Determine the number of lines that contain the word "this", then state that number and nothing more.

§ **Items**:

* * * * * * * * *

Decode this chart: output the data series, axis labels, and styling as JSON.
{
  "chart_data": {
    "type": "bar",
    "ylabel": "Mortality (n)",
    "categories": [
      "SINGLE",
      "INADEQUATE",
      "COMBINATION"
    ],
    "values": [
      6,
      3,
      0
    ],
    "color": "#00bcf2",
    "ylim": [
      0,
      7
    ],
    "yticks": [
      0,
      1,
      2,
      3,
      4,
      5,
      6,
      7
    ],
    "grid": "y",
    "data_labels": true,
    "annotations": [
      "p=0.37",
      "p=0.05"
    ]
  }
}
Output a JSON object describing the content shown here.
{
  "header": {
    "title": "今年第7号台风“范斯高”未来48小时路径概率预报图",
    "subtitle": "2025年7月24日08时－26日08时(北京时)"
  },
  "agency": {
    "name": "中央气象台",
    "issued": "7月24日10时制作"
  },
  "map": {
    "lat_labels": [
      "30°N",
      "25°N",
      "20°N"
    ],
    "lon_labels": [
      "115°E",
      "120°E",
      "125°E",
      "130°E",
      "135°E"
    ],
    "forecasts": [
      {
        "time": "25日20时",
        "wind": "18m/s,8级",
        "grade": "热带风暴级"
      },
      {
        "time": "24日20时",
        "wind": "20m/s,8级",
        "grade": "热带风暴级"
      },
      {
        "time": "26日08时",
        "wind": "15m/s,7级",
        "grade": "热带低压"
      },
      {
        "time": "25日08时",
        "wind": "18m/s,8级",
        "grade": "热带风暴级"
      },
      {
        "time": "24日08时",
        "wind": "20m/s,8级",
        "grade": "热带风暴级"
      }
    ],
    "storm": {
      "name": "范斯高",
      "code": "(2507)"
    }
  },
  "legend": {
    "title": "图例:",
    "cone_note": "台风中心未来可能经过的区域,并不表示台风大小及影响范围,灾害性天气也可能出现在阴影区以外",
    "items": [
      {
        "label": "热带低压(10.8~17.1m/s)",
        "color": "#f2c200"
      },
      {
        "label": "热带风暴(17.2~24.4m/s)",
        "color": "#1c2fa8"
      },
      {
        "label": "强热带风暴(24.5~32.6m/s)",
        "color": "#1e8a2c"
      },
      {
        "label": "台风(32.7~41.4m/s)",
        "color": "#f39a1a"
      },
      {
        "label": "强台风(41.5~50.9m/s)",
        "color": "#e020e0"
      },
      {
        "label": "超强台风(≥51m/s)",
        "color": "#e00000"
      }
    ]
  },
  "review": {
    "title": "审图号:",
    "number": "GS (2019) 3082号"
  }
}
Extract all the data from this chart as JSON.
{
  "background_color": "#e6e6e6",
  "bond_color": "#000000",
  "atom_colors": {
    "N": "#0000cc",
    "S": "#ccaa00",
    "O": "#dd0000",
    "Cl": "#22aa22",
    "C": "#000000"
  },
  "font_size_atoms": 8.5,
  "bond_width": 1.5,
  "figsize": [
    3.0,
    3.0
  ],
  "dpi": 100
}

* * * * * * * * *

§ **Response to the exercise**: 2